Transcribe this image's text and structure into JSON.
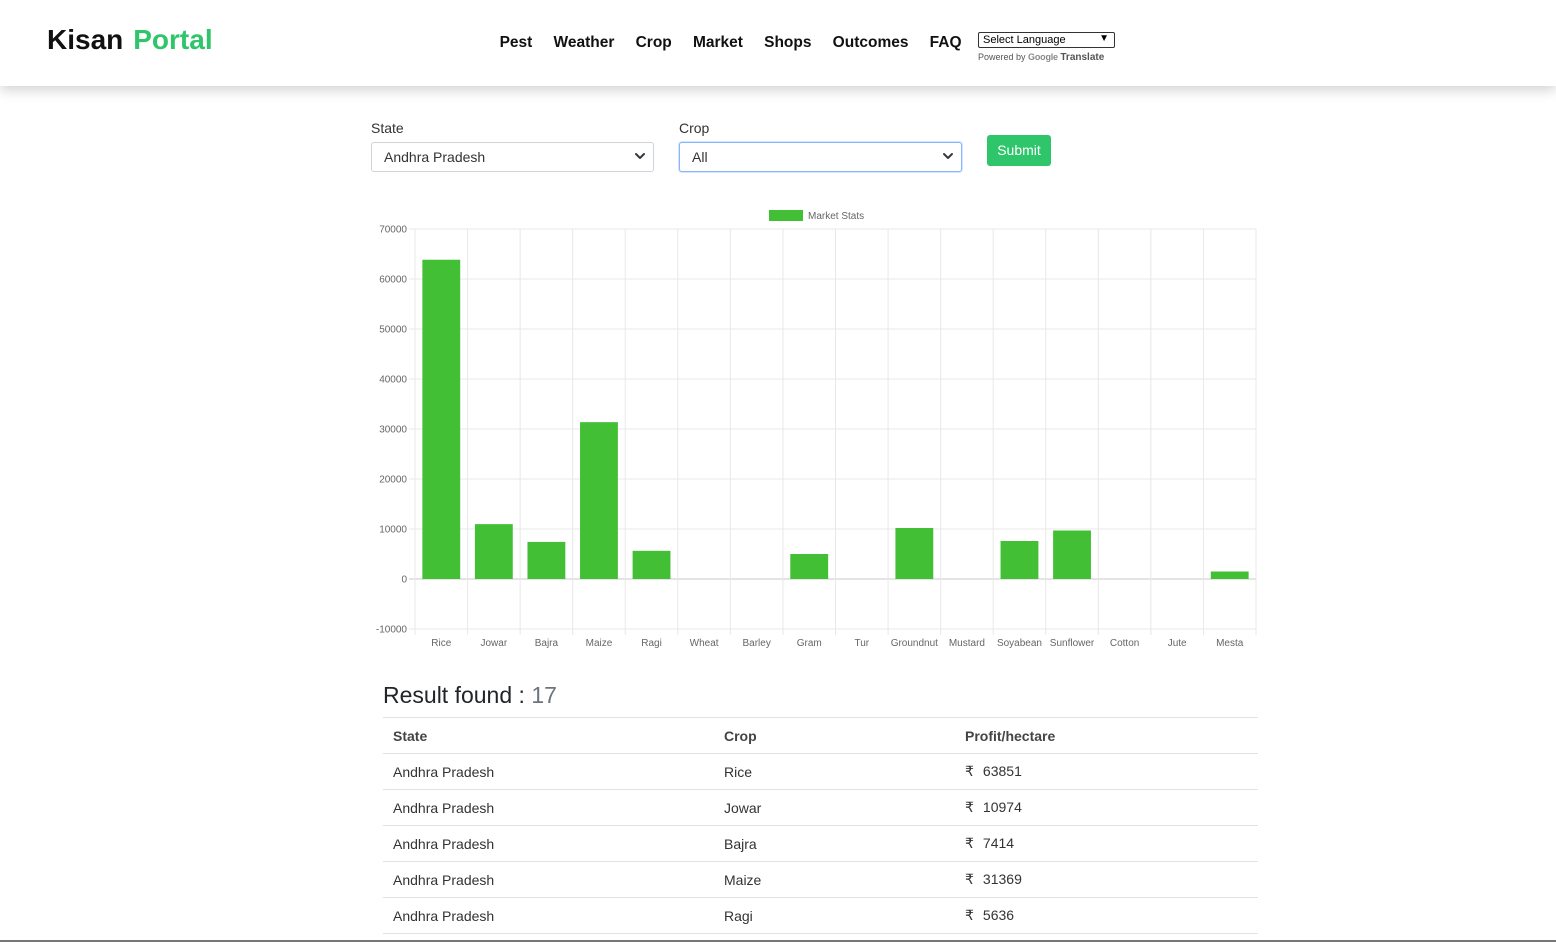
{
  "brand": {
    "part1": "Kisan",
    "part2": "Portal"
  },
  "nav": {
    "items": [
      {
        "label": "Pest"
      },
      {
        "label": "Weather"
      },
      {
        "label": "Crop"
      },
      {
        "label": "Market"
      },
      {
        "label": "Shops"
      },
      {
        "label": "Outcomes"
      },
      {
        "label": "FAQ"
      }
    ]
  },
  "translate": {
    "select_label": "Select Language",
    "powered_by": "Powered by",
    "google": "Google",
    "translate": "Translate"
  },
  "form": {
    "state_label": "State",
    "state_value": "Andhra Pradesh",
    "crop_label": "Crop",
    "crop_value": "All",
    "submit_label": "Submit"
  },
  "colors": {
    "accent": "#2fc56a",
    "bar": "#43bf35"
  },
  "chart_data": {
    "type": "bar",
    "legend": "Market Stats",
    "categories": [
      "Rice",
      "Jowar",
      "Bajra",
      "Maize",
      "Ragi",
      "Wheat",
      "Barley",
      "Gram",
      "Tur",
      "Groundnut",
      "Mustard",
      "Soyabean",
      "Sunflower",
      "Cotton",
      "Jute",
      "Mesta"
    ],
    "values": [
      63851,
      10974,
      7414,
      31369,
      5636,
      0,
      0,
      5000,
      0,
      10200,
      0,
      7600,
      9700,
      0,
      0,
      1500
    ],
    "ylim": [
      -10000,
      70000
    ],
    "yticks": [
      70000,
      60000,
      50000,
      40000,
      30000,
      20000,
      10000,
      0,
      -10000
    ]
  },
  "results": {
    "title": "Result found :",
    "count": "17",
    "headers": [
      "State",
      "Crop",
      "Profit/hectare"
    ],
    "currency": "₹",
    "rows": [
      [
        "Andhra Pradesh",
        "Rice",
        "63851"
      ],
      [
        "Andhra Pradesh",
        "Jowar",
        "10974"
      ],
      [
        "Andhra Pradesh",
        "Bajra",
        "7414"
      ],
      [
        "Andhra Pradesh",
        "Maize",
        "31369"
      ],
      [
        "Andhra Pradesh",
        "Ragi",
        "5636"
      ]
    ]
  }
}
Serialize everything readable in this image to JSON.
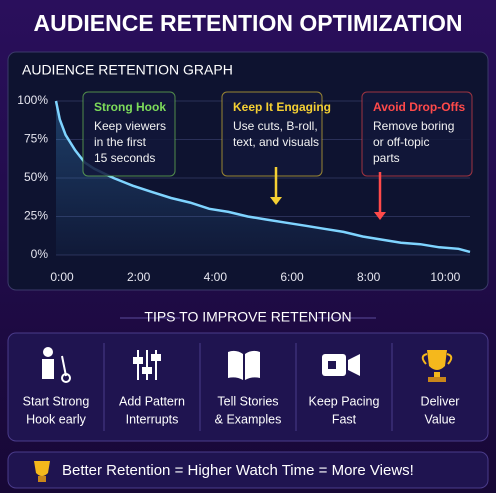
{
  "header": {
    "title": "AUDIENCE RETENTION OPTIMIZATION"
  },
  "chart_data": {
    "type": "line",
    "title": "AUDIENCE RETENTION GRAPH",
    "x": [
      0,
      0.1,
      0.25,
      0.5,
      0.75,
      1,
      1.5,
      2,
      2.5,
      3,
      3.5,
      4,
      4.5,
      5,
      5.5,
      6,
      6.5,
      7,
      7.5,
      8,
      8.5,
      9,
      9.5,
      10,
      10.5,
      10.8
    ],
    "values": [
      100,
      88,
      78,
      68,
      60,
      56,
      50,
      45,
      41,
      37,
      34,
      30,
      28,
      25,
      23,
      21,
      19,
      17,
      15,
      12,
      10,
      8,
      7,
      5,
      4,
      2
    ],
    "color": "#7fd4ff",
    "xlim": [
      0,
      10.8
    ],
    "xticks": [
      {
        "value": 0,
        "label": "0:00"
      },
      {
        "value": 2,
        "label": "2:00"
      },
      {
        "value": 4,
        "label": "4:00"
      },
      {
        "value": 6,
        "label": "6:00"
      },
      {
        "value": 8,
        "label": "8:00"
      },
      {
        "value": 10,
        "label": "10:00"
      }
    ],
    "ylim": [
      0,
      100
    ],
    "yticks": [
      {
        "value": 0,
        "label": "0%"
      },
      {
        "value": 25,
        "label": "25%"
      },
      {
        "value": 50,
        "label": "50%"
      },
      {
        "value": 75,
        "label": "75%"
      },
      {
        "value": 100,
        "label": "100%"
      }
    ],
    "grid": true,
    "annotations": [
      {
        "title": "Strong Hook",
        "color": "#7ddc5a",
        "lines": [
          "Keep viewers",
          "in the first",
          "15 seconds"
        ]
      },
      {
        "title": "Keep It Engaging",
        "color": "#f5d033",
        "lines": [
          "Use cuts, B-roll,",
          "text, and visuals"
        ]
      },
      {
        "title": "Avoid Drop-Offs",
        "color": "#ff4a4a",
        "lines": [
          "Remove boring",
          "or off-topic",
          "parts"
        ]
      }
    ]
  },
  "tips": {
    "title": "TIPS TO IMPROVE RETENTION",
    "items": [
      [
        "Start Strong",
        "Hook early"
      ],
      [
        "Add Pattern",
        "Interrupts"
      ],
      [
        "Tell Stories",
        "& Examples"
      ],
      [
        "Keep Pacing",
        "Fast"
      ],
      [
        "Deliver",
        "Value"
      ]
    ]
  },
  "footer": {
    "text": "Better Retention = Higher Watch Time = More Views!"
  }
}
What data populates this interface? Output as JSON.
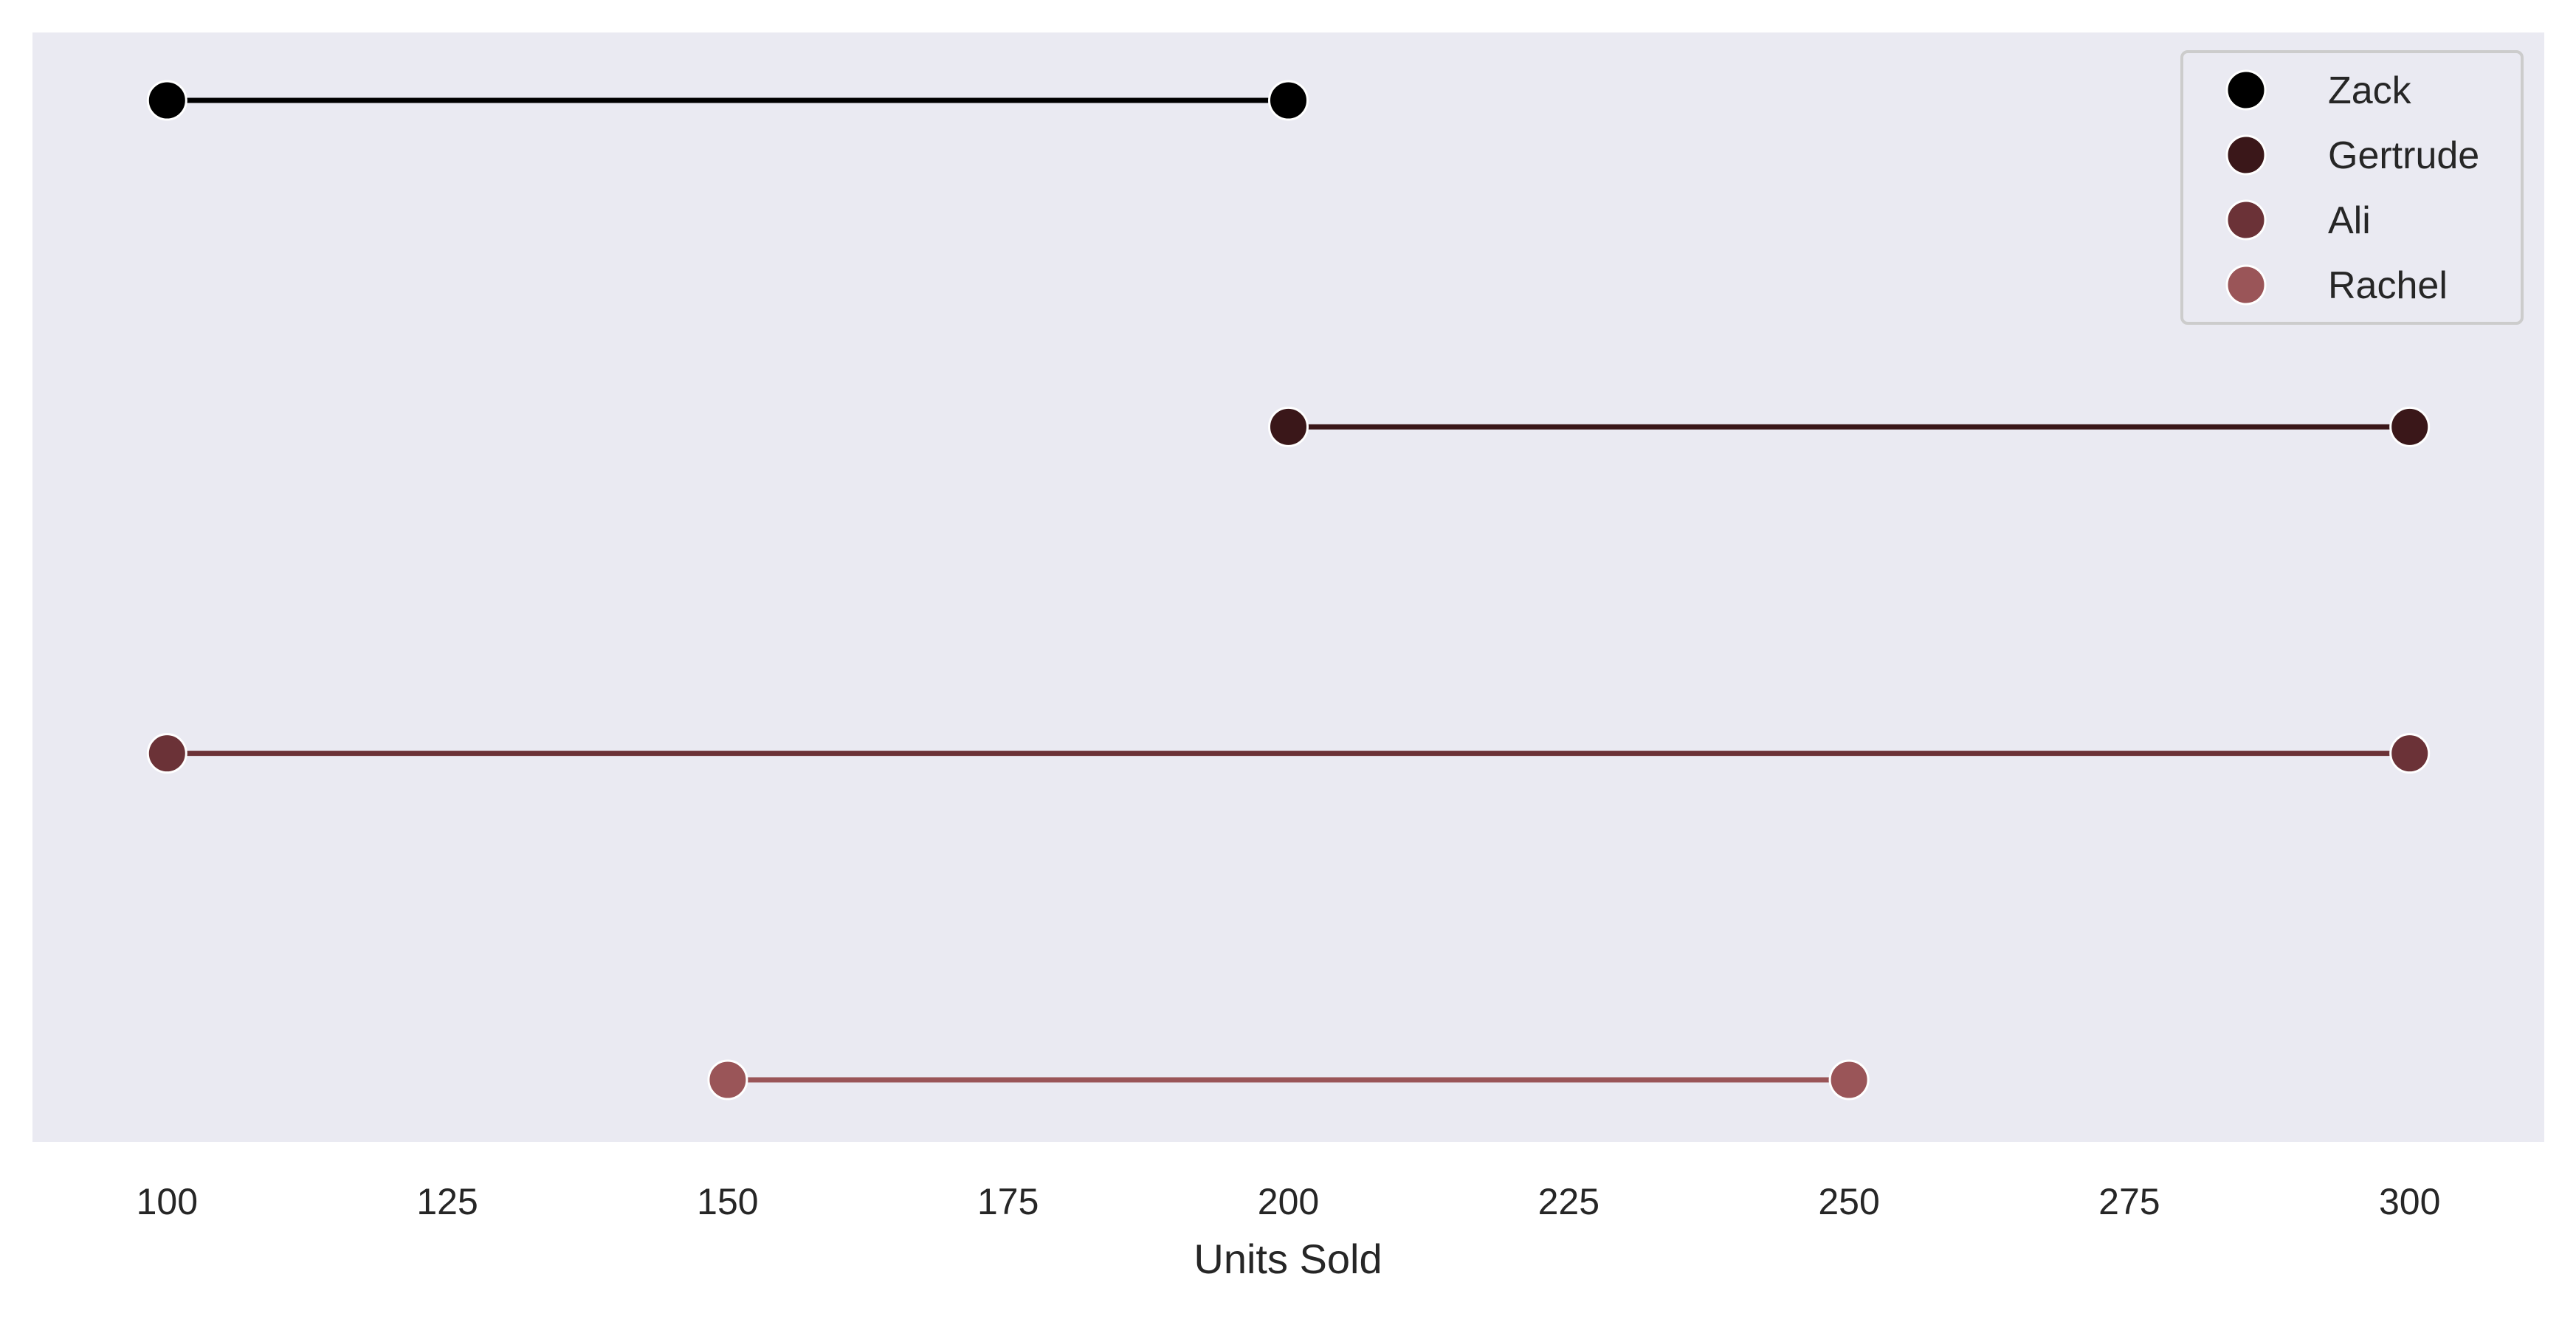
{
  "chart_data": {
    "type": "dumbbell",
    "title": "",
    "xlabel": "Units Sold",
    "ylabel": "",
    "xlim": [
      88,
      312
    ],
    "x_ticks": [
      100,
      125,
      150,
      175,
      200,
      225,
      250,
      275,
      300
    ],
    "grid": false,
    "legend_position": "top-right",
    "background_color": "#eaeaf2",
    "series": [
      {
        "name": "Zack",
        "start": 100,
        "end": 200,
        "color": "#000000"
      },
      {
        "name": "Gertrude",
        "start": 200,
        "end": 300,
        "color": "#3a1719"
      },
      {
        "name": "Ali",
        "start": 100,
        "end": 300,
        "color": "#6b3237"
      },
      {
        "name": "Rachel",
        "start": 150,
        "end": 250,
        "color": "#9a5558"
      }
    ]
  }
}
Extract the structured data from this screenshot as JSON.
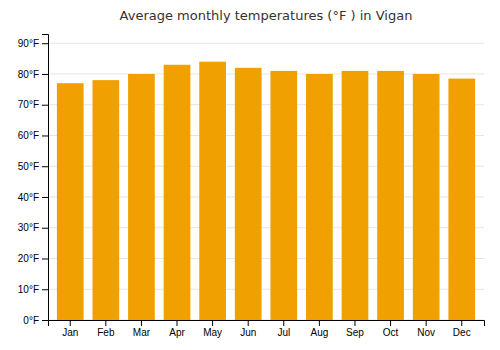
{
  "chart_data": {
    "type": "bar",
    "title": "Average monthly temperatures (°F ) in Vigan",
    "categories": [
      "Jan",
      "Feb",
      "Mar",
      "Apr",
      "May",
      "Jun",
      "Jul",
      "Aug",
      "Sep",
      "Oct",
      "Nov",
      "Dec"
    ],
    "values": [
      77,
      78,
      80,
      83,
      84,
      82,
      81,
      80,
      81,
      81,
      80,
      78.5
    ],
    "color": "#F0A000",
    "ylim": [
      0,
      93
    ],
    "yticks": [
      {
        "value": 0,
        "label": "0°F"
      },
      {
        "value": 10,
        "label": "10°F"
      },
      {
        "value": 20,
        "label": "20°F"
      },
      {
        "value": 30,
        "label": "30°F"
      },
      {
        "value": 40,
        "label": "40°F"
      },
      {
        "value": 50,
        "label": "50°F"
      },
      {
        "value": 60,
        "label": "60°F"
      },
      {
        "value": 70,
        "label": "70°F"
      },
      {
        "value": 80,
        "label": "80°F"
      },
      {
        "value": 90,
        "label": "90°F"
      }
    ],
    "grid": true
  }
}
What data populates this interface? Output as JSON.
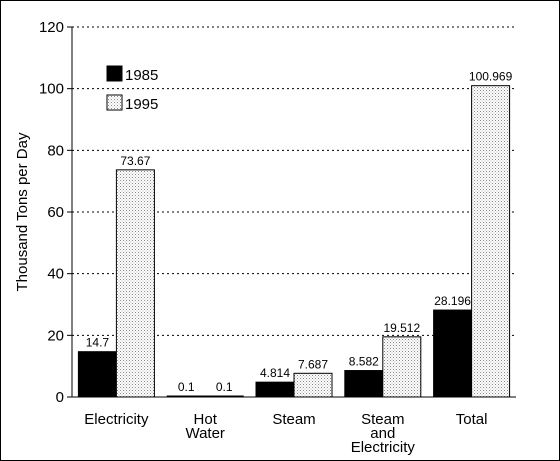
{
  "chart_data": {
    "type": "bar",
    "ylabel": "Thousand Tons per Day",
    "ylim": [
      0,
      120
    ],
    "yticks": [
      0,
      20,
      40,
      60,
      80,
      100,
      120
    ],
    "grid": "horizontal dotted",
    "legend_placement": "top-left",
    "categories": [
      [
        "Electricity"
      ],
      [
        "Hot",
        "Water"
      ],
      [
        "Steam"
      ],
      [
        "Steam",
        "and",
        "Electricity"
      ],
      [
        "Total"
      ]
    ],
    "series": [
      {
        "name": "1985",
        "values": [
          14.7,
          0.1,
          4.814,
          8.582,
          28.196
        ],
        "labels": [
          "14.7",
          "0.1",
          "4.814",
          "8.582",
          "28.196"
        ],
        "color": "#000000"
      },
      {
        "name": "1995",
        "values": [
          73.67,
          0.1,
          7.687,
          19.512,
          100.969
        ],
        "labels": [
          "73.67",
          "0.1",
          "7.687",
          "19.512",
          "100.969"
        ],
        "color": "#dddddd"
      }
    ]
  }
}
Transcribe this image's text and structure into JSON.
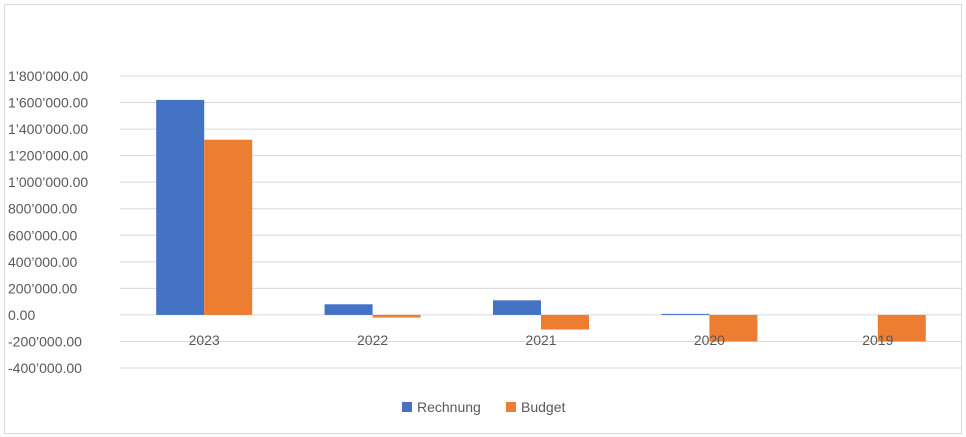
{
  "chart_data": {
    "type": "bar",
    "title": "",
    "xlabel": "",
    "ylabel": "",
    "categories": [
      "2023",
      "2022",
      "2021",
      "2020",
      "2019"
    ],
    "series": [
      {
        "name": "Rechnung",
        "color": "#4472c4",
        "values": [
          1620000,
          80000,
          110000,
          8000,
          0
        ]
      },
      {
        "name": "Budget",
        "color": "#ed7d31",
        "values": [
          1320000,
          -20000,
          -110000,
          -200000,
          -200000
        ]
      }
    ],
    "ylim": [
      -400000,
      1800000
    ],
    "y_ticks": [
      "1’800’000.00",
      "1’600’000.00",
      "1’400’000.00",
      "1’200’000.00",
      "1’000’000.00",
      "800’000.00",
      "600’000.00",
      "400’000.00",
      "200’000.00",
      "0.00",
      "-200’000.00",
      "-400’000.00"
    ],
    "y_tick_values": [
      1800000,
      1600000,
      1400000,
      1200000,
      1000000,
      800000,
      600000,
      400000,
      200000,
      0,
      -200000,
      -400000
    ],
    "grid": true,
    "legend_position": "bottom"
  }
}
· · · · ·
» **Short task**: Search the lines above for the string "grid", then show every one that has it.

» **Written response**:
    "grid": true,
    "grid": false,
    "grid": true
    "grid": "horizontal dotted",
    "grid": true,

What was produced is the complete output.